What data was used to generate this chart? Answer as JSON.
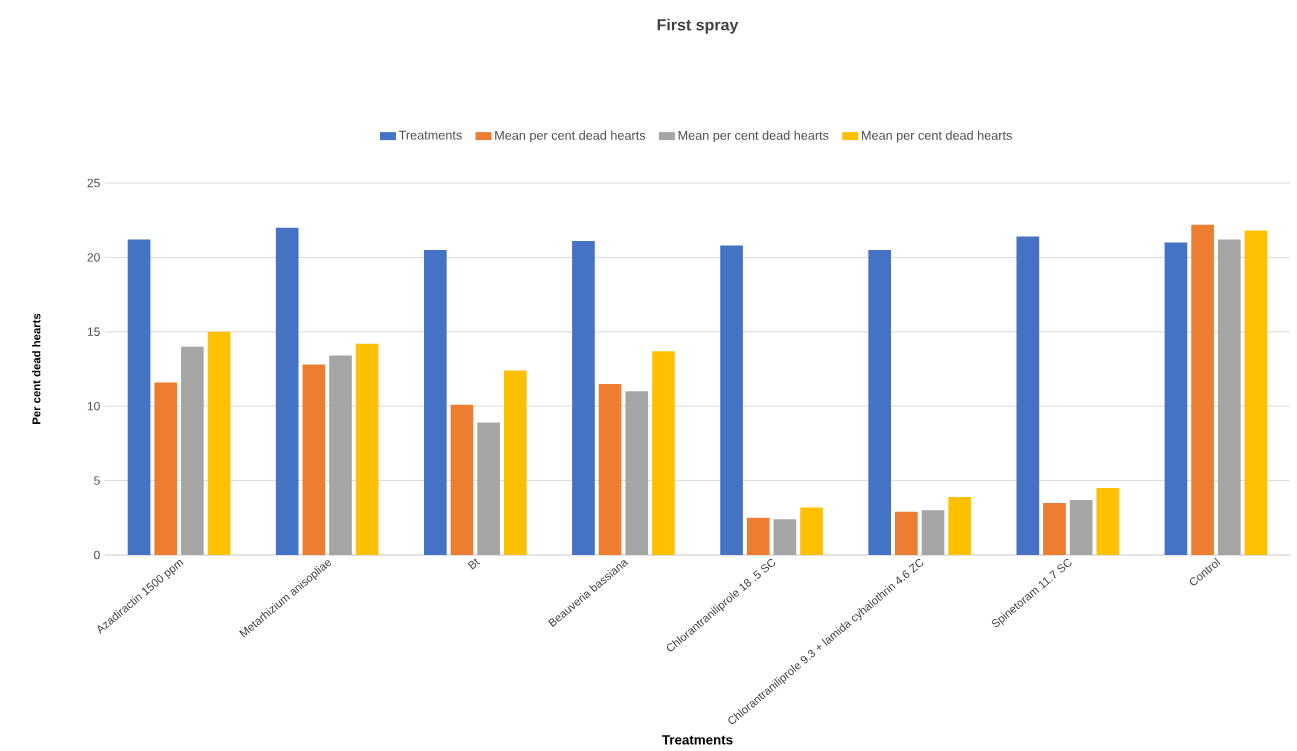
{
  "chart_data": {
    "type": "bar",
    "title": "First  spray",
    "xlabel": "Treatments",
    "ylabel": "Per cent dead hearts",
    "categories": [
      "Azadiractin 1500 ppm",
      "Metarhizium anisopliae",
      "Bt",
      "Beauveria bassiana",
      "Chlorantraniliprole 18 .5 SC",
      "Chlorantraniliprole 9.3 + lamida cyhalothrin 4.6 ZC",
      "Spinetoram 11.7 SC",
      "Control"
    ],
    "series": [
      {
        "name": "Treatments",
        "color": "#4472c4",
        "values": [
          21.2,
          22.0,
          20.5,
          21.1,
          20.8,
          20.5,
          21.4,
          21.0
        ]
      },
      {
        "name": "Mean per cent dead hearts",
        "color": "#ed7d31",
        "values": [
          11.6,
          12.8,
          10.1,
          11.5,
          2.5,
          2.9,
          3.5,
          22.2
        ]
      },
      {
        "name": "Mean per cent dead hearts",
        "color": "#a5a5a5",
        "values": [
          14.0,
          13.4,
          8.9,
          11.0,
          2.4,
          3.0,
          3.7,
          21.2
        ]
      },
      {
        "name": "Mean per cent dead hearts",
        "color": "#ffc000",
        "values": [
          15.0,
          14.2,
          12.4,
          13.7,
          3.2,
          3.9,
          4.5,
          21.8
        ]
      }
    ],
    "ylim": [
      0,
      25
    ],
    "yticks": [
      0,
      5,
      10,
      15,
      20,
      25
    ],
    "grid": "y",
    "legend": "top"
  }
}
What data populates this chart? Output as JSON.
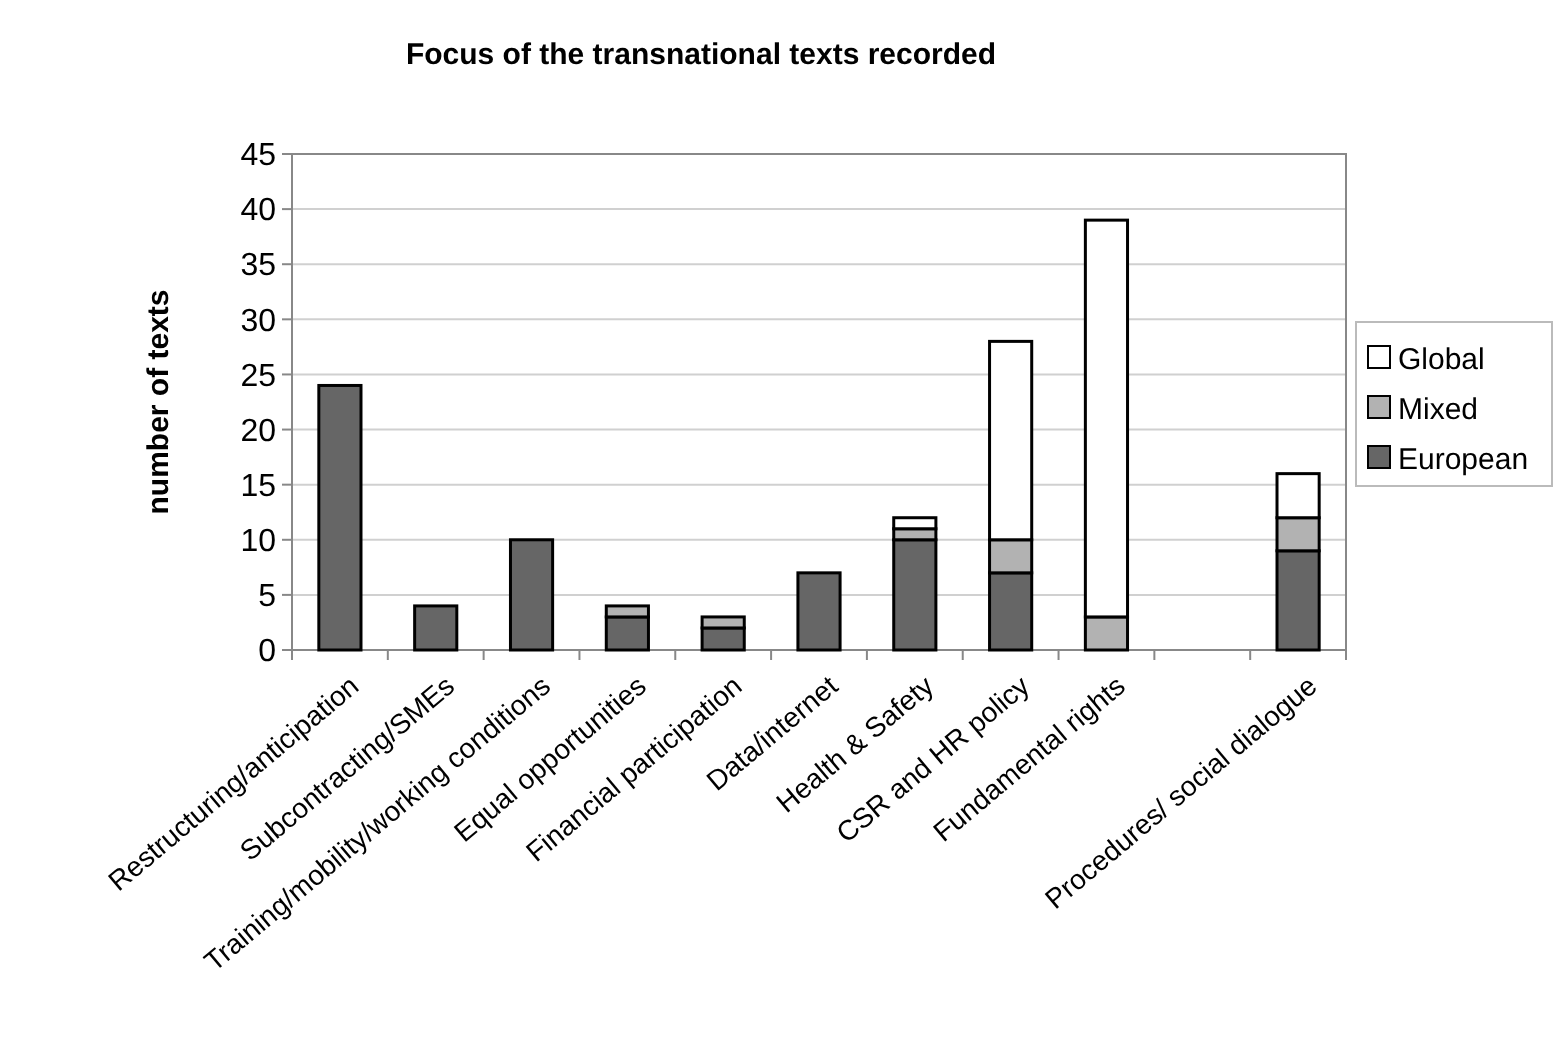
{
  "chart_data": {
    "type": "bar",
    "title": "Focus of the transnational texts recorded",
    "ylabel": "number of texts",
    "categories": [
      "Restructuring/anticipation",
      "Subcontracting/SMEs",
      "Training/mobility/working conditions",
      "Equal opportunities",
      "Financial participation",
      "Data/internet",
      "Health & Safety",
      "CSR and HR policy",
      "Fundamental rights",
      null,
      "Procedures/ social dialogue"
    ],
    "series": [
      {
        "name": "European",
        "color": "#666666",
        "values": [
          24,
          4,
          10,
          3,
          2,
          7,
          10,
          7,
          0,
          null,
          9
        ]
      },
      {
        "name": "Mixed",
        "color": "#b2b2b2",
        "values": [
          0,
          0,
          0,
          1,
          1,
          0,
          1,
          3,
          3,
          null,
          3
        ]
      },
      {
        "name": "Global",
        "color": "#ffffff",
        "values": [
          0,
          0,
          0,
          0,
          0,
          0,
          1,
          18,
          36,
          null,
          4
        ]
      }
    ],
    "stacked": true,
    "ylim": [
      0,
      45
    ],
    "yticks": [
      0,
      5,
      10,
      15,
      20,
      25,
      30,
      35,
      40,
      45
    ],
    "grid": "y",
    "legend": "right"
  }
}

▶ Objective: Your task is to set down the records shown above exactly, minus any pictures.

▶ Answer to the problem:
What data was used to generate this chart? Answer as JSON.
{
  "chart_data": {
    "type": "bar",
    "title": "First  spray",
    "xlabel": "Treatments",
    "ylabel": "Per cent dead hearts",
    "categories": [
      "Azadiractin 1500 ppm",
      "Metarhizium anisopliae",
      "Bt",
      "Beauveria bassiana",
      "Chlorantraniliprole 18 .5 SC",
      "Chlorantraniliprole 9.3 + lamida cyhalothrin 4.6 ZC",
      "Spinetoram 11.7 SC",
      "Control"
    ],
    "series": [
      {
        "name": "Treatments",
        "color": "#4472c4",
        "values": [
          21.2,
          22.0,
          20.5,
          21.1,
          20.8,
          20.5,
          21.4,
          21.0
        ]
      },
      {
        "name": "Mean per cent dead hearts",
        "color": "#ed7d31",
        "values": [
          11.6,
          12.8,
          10.1,
          11.5,
          2.5,
          2.9,
          3.5,
          22.2
        ]
      },
      {
        "name": "Mean per cent dead hearts",
        "color": "#a5a5a5",
        "values": [
          14.0,
          13.4,
          8.9,
          11.0,
          2.4,
          3.0,
          3.7,
          21.2
        ]
      },
      {
        "name": "Mean per cent dead hearts",
        "color": "#ffc000",
        "values": [
          15.0,
          14.2,
          12.4,
          13.7,
          3.2,
          3.9,
          4.5,
          21.8
        ]
      }
    ],
    "ylim": [
      0,
      25
    ],
    "yticks": [
      0,
      5,
      10,
      15,
      20,
      25
    ],
    "grid": "y",
    "legend": "top"
  }
}
What data populates this chart? Output as JSON.
{
  "chart_data": {
    "type": "bar",
    "title": "Focus of the transnational texts recorded",
    "ylabel": "number of texts",
    "categories": [
      "Restructuring/anticipation",
      "Subcontracting/SMEs",
      "Training/mobility/working conditions",
      "Equal opportunities",
      "Financial participation",
      "Data/internet",
      "Health & Safety",
      "CSR and HR policy",
      "Fundamental rights",
      null,
      "Procedures/ social dialogue"
    ],
    "series": [
      {
        "name": "European",
        "color": "#666666",
        "values": [
          24,
          4,
          10,
          3,
          2,
          7,
          10,
          7,
          0,
          null,
          9
        ]
      },
      {
        "name": "Mixed",
        "color": "#b2b2b2",
        "values": [
          0,
          0,
          0,
          1,
          1,
          0,
          1,
          3,
          3,
          null,
          3
        ]
      },
      {
        "name": "Global",
        "color": "#ffffff",
        "values": [
          0,
          0,
          0,
          0,
          0,
          0,
          1,
          18,
          36,
          null,
          4
        ]
      }
    ],
    "stacked": true,
    "ylim": [
      0,
      45
    ],
    "yticks": [
      0,
      5,
      10,
      15,
      20,
      25,
      30,
      35,
      40,
      45
    ],
    "grid": "y",
    "legend": "right"
  }
}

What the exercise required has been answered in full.